Cranston’s fears are realized when Khan uses his mind control on Margo’s scientist dad (Ian McKellan) to build the bomb. Margo goes to Lamont for help, but since he fears her psychic ability could give away his identity as The Shadow, he tries to use his powers of suggestion on her, which unfortunately for him, doesn’t work. “You will forget about me! You will give me no further thought!”

To which she replies, “Are you drunk?”

Khan later brainwashes Margo into trying to kill The Shadow, which naturally leads her to Cranston, and when she’s unsuccessful, she discovers his true identity. Fumed, he tracks down Khan to tell him a thing or two. When he confronts Khan, Khan tries to mess with his mind by saying, “Your mind is like an open book to me!”

Nonplussed, Cranston retorts, “Oh yeah well learn how to read!” and they proceed to have the greatest shootout in movie history. They each fire a single bullet at each other, both of which collide in mid-air! Brilliant!

Khan escapes and Cranston goes and shacks up with Margo. When she wakes up the next morning she goes on and on to Lamont about what a beautiful dream she had and then asks him what he dreamt. He responds, “I dreamed I tore off all the skin off my face and was somebody else underneath!”

“You have problems!”

“I’m aware of that.”

Meanwhile when Khan is on the Empire State Building scoping out his new territory, some dude insults him and Khan makes him jump off the side of the building. As he hits the pavement Cranston says, “It’s all falling into place!”

-------

■ **WORK TO COMPLETE**:
**1)** Summarize the movie recap in two sentences.
**2)** Duplicate everything in the movie recap from "Khan later brainwashes" down to "in mid-air! Brilliant!".
You won't need the records for this work.

■ **RECORDS**:
-------

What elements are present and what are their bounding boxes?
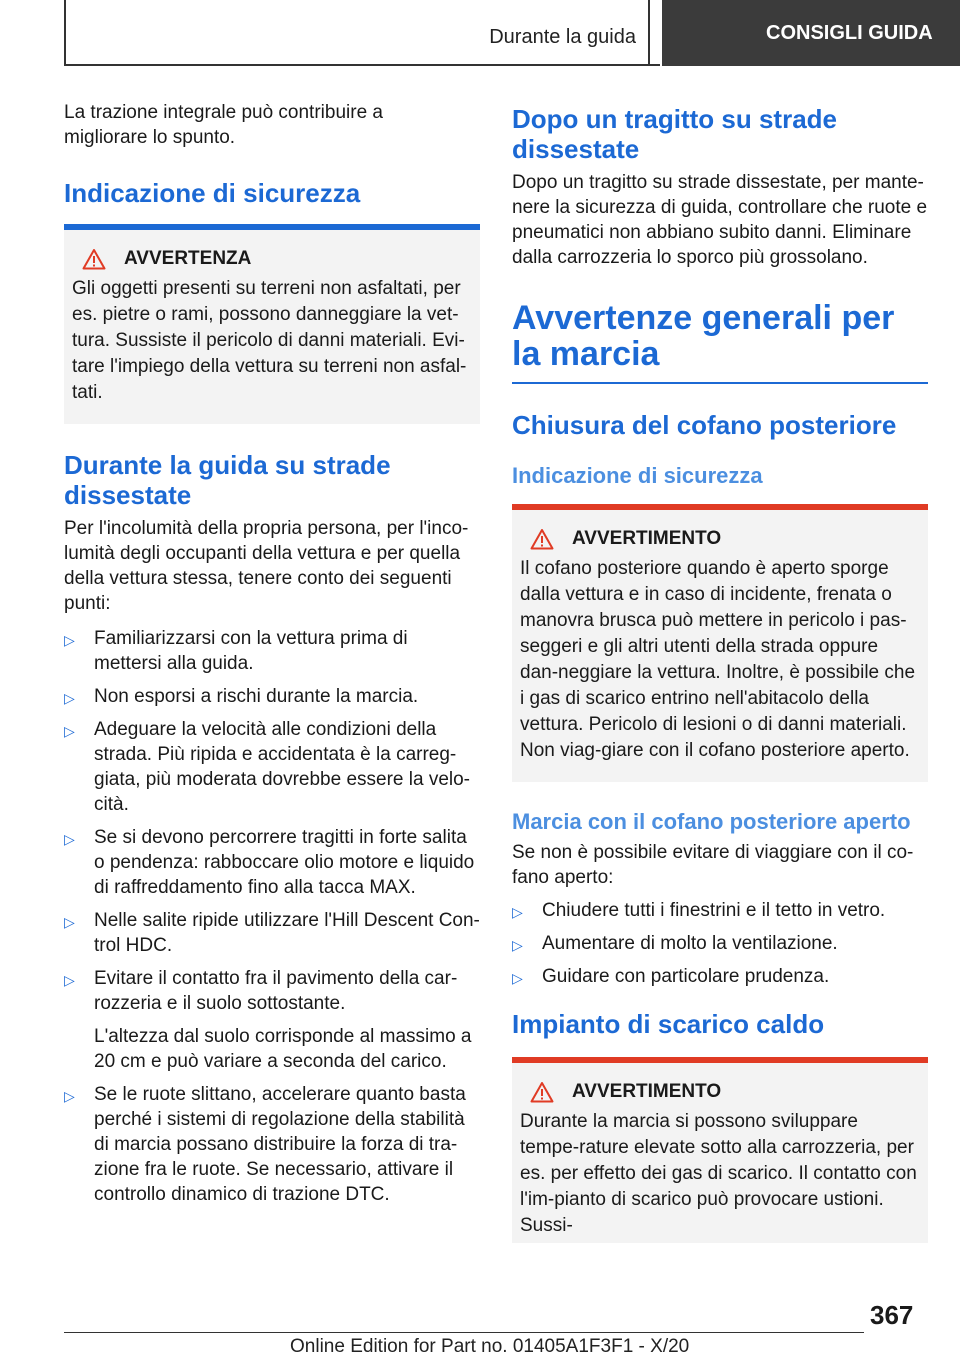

-------

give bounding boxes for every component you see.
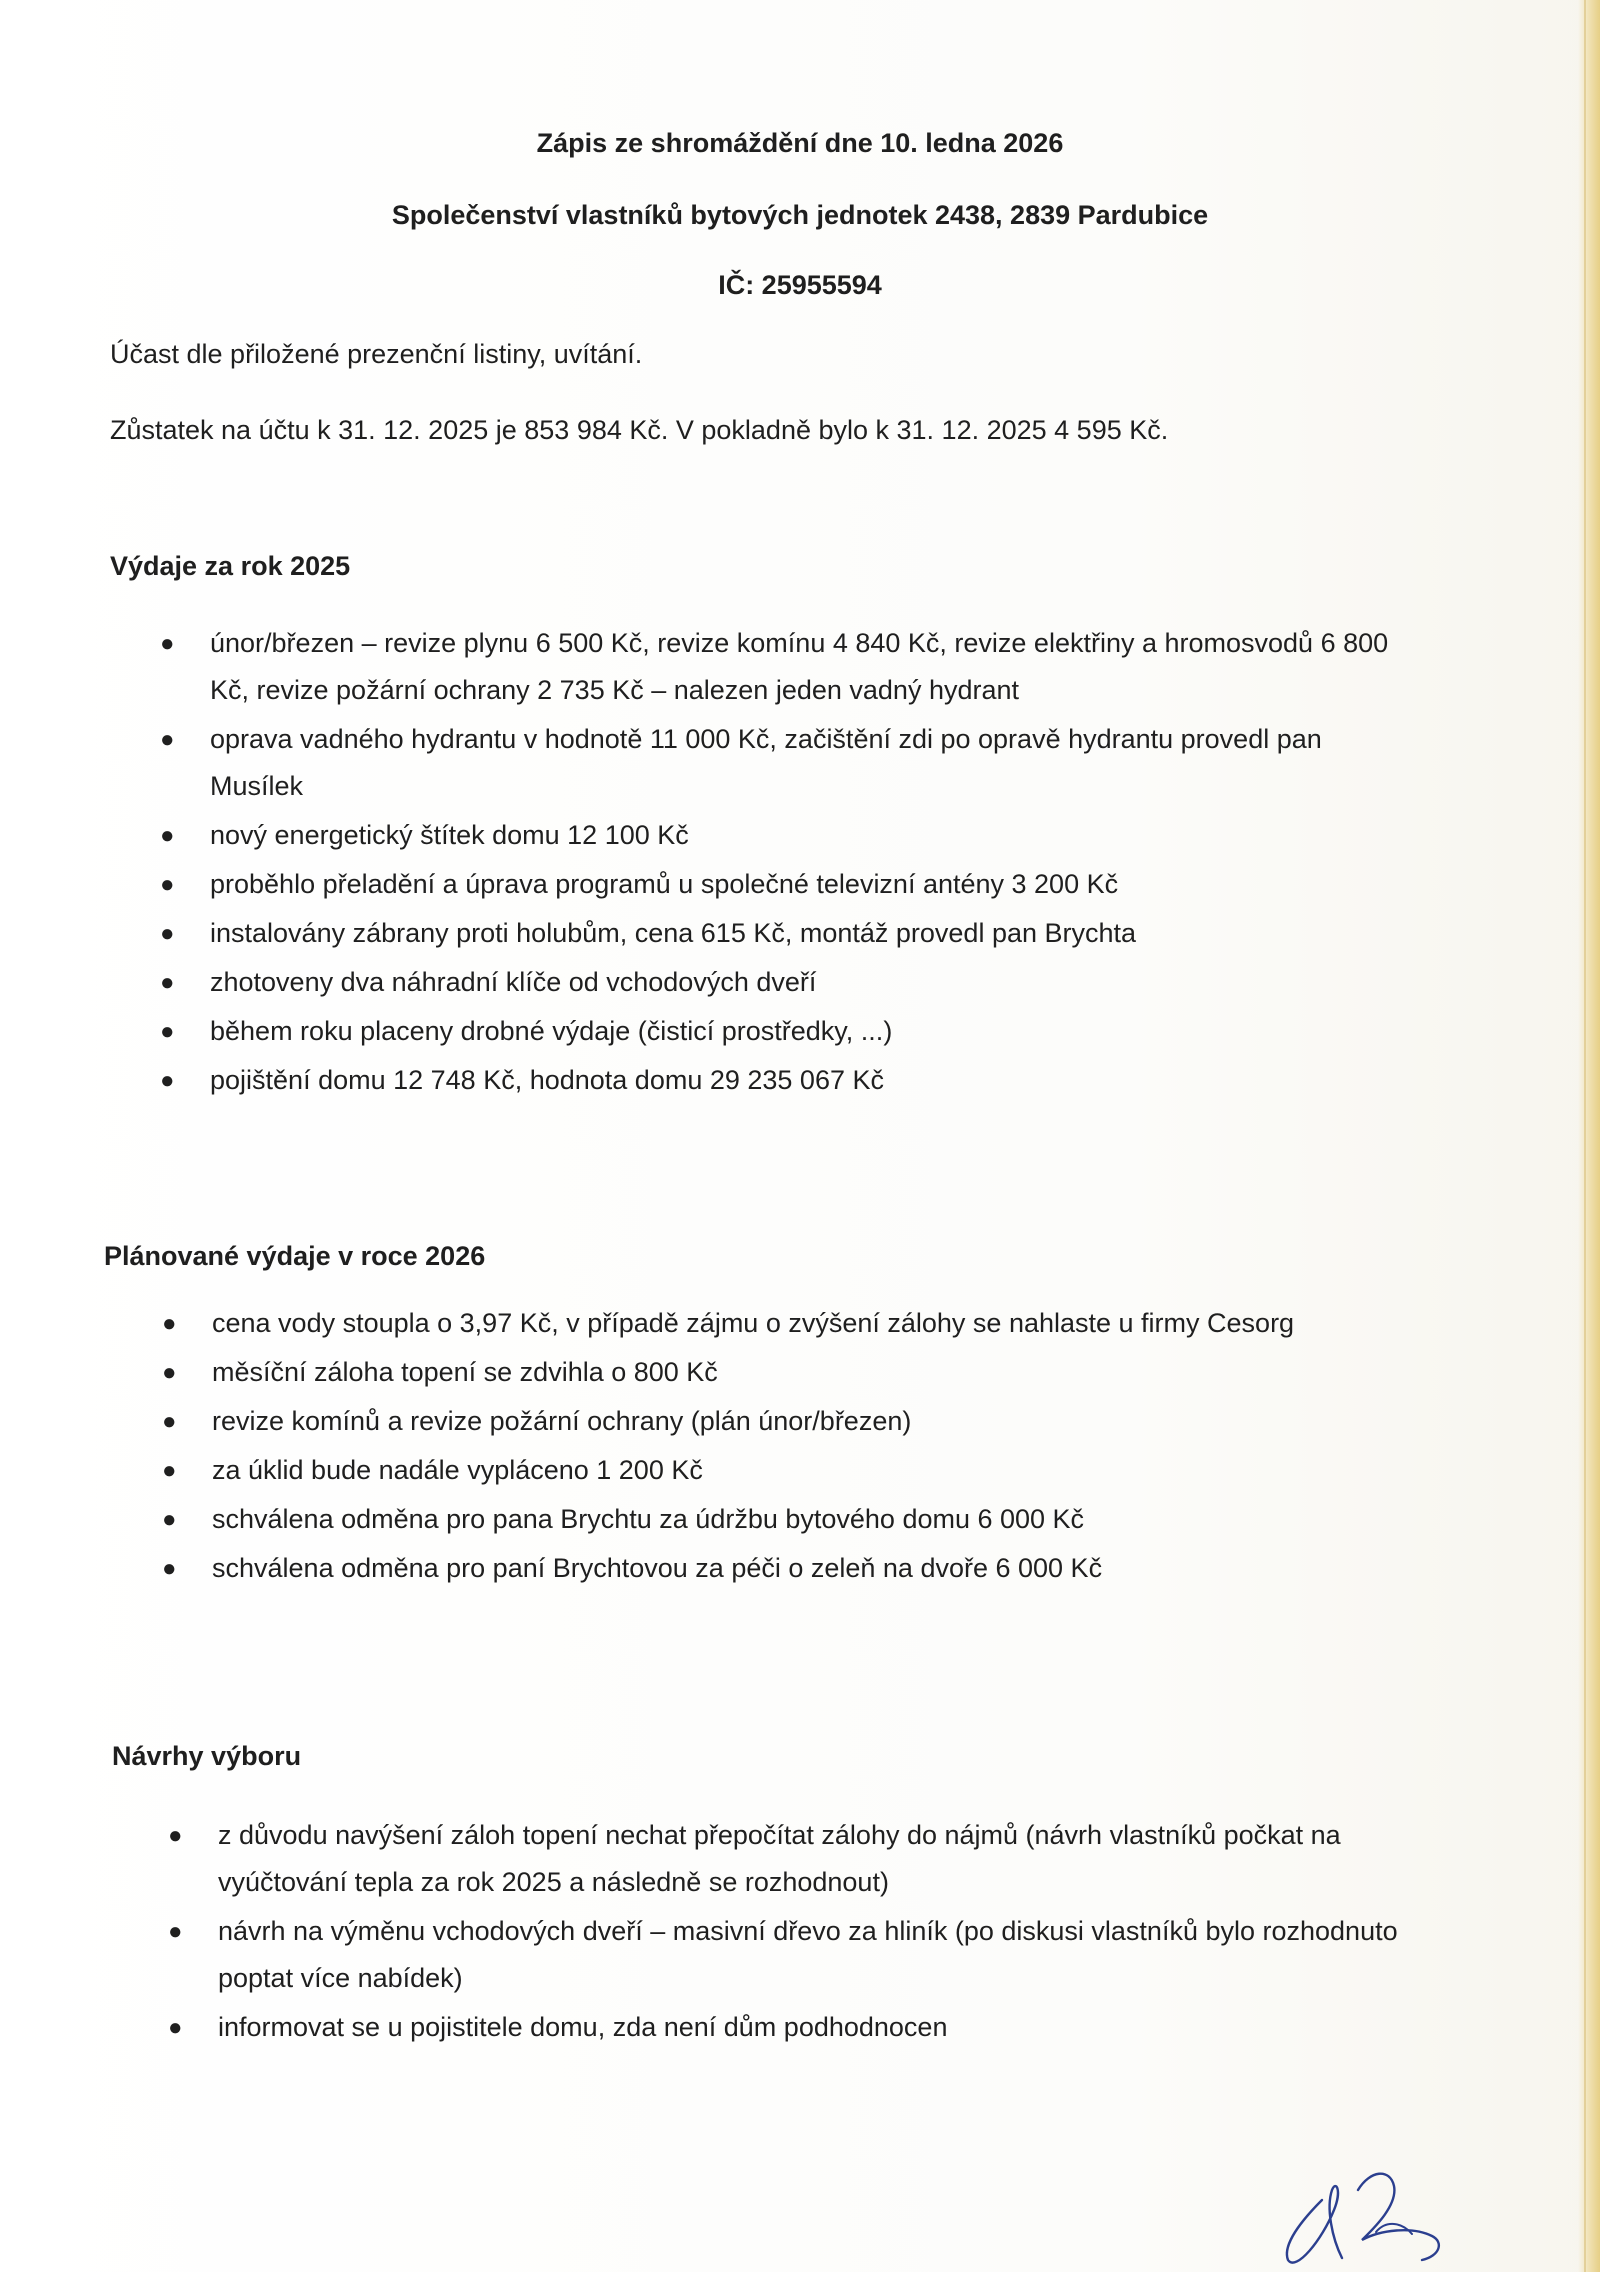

-------

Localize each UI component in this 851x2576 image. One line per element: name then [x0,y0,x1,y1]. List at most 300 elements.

-------

■ **THE RESULTS**:
**1)** Khan uses mind control to make Margo's scientist father build a bomb, and when Margo turns to Lamont Cranston for help, his attempt to make her forget him fails. After a brainwashed Margo fails to kill The Shadow and discovers he is Cranston, Cranston confronts Khan in a shootout in which their bullets collide in mid-air, and Khan escapes.

**2)**
Khan later brainwashes Margo into trying to kill The Shadow, which naturally leads her to Cranston, and when she’s unsuccessful, she discovers his true identity. Fumed, he tracks down Khan to tell him a thing or two. When he confronts Khan, Khan tries to mess with his mind by saying, “Your mind is like an open book to me!”

Nonplussed, Cranston retorts, “Oh yeah well learn how to read!” and they proceed to have the greatest shootout in movie history. They each fire a single bullet at each other, both of which collide in mid-air! Brilliant!